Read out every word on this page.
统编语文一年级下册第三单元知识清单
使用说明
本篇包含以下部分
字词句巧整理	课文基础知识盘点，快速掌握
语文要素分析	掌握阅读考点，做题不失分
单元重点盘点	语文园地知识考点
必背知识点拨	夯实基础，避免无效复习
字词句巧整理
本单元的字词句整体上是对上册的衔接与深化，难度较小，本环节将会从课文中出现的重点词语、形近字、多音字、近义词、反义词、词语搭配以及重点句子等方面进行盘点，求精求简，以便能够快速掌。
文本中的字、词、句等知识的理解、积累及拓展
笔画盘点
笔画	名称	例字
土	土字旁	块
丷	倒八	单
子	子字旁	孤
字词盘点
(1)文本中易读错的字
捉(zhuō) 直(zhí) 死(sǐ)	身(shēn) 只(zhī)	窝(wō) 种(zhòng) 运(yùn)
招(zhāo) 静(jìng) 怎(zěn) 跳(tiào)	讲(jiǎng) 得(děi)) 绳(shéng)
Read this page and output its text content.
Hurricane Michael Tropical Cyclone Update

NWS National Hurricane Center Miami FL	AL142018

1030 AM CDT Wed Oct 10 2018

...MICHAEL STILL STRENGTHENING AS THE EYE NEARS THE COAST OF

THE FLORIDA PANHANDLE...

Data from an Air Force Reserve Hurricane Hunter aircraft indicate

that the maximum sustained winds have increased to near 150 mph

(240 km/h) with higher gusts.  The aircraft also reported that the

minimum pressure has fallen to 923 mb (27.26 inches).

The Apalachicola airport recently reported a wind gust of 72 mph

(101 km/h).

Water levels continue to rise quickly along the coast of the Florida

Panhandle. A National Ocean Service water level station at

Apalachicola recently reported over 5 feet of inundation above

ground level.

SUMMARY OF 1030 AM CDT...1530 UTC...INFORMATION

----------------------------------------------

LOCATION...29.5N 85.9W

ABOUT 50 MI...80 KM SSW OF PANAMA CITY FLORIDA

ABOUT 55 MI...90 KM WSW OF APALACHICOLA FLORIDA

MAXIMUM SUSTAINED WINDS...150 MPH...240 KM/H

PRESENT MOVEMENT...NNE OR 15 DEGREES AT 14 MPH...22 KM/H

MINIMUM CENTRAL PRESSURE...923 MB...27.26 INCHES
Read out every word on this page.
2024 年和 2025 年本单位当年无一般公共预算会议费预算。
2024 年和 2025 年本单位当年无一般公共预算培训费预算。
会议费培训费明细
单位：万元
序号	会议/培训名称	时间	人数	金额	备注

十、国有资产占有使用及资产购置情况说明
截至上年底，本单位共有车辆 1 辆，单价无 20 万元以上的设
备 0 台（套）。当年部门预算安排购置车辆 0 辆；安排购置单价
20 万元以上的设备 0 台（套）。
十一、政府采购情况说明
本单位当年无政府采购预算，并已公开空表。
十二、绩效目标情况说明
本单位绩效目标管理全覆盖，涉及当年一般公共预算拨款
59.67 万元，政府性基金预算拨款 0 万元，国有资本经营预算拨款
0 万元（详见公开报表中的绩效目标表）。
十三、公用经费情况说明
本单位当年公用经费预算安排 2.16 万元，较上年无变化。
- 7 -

GIVEN PROBLEM — Set down each entry again, unchanged.

TASK RESPONSE —
Read out every word on this page.
统编语文一年级下册第三单元知识清单
使用说明
本篇包含以下部分
字词句巧整理	课文基础知识盘点，快速掌握
语文要素分析	掌握阅读考点，做题不失分
单元重点盘点	语文园地知识考点
必背知识点拨	夯实基础，避免无效复习
字词句巧整理
本单元的字词句整体上是对上册的衔接与深化，难度较小，本环节将会从课文中出现的重点词语、形近字、多音字、近义词、反义词、词语搭配以及重点句子等方面进行盘点，求精求简，以便能够快速掌。
文本中的字、词、句等知识的理解、积累及拓展
笔画盘点
笔画	名称	例字
土	土字旁	块
丷	倒八	单
子	子字旁	孤
字词盘点
(1)文本中易读错的字
捉(zhuō) 直(zhí) 死(sǐ)	身(shēn) 只(zhī)	窝(wō) 种(zhòng) 运(yùn)
招(zhāo) 静(jìng) 怎(zěn) 跳(tiào)	讲(jiǎng) 得(děi)) 绳(shéng)
Read this page and output its text content.
Hurricane Michael Tropical Cyclone Update

NWS National Hurricane Center Miami FL	AL142018

1030 AM CDT Wed Oct 10 2018

...MICHAEL STILL STRENGTHENING AS THE EYE NEARS THE COAST OF

THE FLORIDA PANHANDLE...

Data from an Air Force Reserve Hurricane Hunter aircraft indicate

that the maximum sustained winds have increased to near 150 mph

(240 km/h) with higher gusts.  The aircraft also reported that the

minimum pressure has fallen to 923 mb (27.26 inches).

The Apalachicola airport recently reported a wind gust of 72 mph

(101 km/h).

Water levels continue to rise quickly along the coast of the Florida

Panhandle. A National Ocean Service water level station at

Apalachicola recently reported over 5 feet of inundation above

ground level.

SUMMARY OF 1030 AM CDT...1530 UTC...INFORMATION

----------------------------------------------

LOCATION...29.5N 85.9W

ABOUT 50 MI...80 KM SSW OF PANAMA CITY FLORIDA

ABOUT 55 MI...90 KM WSW OF APALACHICOLA FLORIDA

MAXIMUM SUSTAINED WINDS...150 MPH...240 KM/H

PRESENT MOVEMENT...NNE OR 15 DEGREES AT 14 MPH...22 KM/H

MINIMUM CENTRAL PRESSURE...923 MB...27.26 INCHES
Read out every word on this page.
2024 年和 2025 年本单位当年无一般公共预算会议费预算。
2024 年和 2025 年本单位当年无一般公共预算培训费预算。
会议费培训费明细
单位：万元
序号	会议/培训名称	时间	人数	金额	备注

十、国有资产占有使用及资产购置情况说明
截至上年底，本单位共有车辆 1 辆，单价无 20 万元以上的设
备 0 台（套）。当年部门预算安排购置车辆 0 辆；安排购置单价
20 万元以上的设备 0 台（套）。
十一、政府采购情况说明
本单位当年无政府采购预算，并已公开空表。
十二、绩效目标情况说明
本单位绩效目标管理全覆盖，涉及当年一般公共预算拨款
59.67 万元，政府性基金预算拨款 0 万元，国有资本经营预算拨款
0 万元（详见公开报表中的绩效目标表）。
十三、公用经费情况说明
本单位当年公用经费预算安排 2.16 万元，较上年无变化。
- 7 -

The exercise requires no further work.